▸ **Directions for this task**
Gather each line in the entries that includes the string "gato".

▸ **Dataset records**

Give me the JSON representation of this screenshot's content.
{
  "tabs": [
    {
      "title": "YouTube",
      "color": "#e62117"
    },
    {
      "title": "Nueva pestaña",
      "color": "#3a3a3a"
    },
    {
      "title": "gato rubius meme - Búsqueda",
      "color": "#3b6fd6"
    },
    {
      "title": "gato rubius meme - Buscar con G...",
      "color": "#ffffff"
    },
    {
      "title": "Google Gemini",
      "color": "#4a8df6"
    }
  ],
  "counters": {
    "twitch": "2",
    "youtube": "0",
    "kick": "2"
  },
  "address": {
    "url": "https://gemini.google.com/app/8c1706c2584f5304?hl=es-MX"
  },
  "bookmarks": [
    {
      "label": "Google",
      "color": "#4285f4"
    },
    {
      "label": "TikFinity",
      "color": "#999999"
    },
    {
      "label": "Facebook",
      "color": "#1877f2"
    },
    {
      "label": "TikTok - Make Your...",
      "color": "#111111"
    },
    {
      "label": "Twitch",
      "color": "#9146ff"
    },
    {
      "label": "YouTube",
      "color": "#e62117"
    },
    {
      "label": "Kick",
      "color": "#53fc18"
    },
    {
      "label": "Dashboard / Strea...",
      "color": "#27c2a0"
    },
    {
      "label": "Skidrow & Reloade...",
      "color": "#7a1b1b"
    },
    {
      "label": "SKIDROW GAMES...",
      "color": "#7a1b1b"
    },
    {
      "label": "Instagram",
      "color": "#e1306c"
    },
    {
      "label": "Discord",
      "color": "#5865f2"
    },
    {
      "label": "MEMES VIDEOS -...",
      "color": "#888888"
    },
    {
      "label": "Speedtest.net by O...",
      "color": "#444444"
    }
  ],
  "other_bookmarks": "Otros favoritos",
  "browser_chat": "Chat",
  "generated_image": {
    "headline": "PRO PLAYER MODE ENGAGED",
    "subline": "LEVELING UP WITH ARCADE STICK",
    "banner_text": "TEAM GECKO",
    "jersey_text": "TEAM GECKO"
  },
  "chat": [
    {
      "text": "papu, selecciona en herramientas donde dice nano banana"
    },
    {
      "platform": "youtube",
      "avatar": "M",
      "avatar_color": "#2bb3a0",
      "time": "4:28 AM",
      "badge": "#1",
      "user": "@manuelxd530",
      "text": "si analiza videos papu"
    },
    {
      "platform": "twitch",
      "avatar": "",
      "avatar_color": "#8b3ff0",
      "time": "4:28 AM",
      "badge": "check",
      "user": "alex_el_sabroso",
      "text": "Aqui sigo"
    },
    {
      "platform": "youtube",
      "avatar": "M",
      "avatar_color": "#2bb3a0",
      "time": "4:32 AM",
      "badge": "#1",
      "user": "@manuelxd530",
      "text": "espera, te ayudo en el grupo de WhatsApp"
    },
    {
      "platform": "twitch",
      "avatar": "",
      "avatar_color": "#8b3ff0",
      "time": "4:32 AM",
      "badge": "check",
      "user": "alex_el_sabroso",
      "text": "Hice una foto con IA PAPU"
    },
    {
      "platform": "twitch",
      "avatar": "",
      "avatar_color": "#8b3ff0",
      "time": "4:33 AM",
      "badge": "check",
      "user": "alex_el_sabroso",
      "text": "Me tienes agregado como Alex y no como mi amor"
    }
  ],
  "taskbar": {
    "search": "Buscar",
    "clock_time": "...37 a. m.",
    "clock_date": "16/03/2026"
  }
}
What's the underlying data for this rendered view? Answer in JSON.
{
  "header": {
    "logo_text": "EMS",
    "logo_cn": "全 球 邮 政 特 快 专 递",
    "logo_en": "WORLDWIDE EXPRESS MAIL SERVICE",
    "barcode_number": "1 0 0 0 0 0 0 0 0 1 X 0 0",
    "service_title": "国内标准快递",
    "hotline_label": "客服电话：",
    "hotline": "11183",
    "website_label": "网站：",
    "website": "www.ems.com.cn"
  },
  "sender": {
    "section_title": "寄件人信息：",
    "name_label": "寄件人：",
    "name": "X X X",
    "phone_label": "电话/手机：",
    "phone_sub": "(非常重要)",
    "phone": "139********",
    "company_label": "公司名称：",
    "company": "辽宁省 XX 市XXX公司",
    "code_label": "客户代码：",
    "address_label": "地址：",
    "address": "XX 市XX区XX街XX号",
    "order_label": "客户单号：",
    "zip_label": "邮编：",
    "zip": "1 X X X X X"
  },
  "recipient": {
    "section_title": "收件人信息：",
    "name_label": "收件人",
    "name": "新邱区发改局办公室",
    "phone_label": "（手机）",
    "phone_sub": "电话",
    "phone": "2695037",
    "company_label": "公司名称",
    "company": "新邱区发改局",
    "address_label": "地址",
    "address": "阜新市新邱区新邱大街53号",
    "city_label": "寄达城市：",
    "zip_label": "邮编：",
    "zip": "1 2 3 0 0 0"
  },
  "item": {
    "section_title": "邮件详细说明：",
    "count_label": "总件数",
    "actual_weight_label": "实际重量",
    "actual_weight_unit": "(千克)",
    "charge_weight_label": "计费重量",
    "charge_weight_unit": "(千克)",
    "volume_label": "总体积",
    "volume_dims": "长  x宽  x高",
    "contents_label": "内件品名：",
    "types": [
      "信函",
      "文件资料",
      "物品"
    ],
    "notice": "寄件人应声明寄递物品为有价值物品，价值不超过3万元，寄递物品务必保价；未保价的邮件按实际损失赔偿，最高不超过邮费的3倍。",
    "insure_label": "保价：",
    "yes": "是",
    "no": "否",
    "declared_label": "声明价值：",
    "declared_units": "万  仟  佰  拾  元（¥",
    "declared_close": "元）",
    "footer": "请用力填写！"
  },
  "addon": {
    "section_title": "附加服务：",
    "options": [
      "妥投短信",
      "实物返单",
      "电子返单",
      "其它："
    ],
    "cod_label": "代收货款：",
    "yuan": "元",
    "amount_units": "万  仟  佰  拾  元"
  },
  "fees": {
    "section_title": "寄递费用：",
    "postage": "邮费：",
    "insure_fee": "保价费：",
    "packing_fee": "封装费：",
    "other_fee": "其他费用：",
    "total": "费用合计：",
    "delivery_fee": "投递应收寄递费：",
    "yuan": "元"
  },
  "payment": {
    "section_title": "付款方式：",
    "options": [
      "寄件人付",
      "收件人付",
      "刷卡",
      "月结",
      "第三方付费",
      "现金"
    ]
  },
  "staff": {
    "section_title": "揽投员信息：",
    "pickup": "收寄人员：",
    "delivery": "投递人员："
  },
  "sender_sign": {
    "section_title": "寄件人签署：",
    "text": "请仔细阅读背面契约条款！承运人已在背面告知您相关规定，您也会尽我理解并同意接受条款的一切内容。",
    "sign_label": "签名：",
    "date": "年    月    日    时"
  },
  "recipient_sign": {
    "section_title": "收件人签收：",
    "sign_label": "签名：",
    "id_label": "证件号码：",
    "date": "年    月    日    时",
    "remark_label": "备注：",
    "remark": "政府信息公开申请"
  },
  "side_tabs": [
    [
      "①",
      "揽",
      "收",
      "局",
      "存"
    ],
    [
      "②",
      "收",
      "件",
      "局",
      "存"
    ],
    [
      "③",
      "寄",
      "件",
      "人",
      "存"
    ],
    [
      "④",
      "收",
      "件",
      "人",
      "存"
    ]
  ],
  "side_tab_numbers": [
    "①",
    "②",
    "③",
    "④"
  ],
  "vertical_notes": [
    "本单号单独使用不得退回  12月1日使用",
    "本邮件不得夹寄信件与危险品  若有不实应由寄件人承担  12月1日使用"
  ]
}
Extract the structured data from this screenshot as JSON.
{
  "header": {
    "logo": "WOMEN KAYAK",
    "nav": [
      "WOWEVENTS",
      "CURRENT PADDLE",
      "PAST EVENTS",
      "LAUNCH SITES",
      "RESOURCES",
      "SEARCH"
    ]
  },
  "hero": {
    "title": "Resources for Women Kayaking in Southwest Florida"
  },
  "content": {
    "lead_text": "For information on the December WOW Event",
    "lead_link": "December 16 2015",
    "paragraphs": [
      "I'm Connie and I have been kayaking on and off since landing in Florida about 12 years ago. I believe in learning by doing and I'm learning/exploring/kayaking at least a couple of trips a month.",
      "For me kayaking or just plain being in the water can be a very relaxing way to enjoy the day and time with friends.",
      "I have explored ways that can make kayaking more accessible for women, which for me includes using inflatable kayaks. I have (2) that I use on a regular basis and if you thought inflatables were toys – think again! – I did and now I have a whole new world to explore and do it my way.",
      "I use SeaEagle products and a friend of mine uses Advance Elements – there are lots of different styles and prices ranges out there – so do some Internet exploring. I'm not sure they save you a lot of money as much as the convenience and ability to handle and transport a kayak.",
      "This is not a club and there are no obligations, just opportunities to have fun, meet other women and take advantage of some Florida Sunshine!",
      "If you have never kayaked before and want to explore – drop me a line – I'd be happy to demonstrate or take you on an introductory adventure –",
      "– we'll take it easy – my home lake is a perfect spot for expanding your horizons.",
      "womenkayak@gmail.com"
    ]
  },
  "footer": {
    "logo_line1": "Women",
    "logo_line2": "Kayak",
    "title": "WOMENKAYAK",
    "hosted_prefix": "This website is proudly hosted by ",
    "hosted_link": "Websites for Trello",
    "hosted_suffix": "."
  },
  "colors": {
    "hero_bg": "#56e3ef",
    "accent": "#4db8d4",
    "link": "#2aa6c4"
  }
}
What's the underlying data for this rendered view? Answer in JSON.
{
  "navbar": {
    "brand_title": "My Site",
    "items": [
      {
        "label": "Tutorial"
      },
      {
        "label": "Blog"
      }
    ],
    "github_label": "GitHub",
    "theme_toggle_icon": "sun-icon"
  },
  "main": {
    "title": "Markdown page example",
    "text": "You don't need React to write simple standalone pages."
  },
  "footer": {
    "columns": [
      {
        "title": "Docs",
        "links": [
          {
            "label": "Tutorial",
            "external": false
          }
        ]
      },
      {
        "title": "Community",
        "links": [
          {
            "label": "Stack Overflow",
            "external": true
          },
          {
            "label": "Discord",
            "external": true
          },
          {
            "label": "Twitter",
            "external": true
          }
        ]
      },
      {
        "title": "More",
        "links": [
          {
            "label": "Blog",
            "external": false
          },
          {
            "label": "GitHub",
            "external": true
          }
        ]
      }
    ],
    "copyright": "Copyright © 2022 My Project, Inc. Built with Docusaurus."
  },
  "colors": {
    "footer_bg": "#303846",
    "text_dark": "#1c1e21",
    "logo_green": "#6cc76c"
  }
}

▸ **Output of the task**
      "title": "gato rubius meme - Búsqueda",
      "title": "gato rubius meme - Buscar con G...",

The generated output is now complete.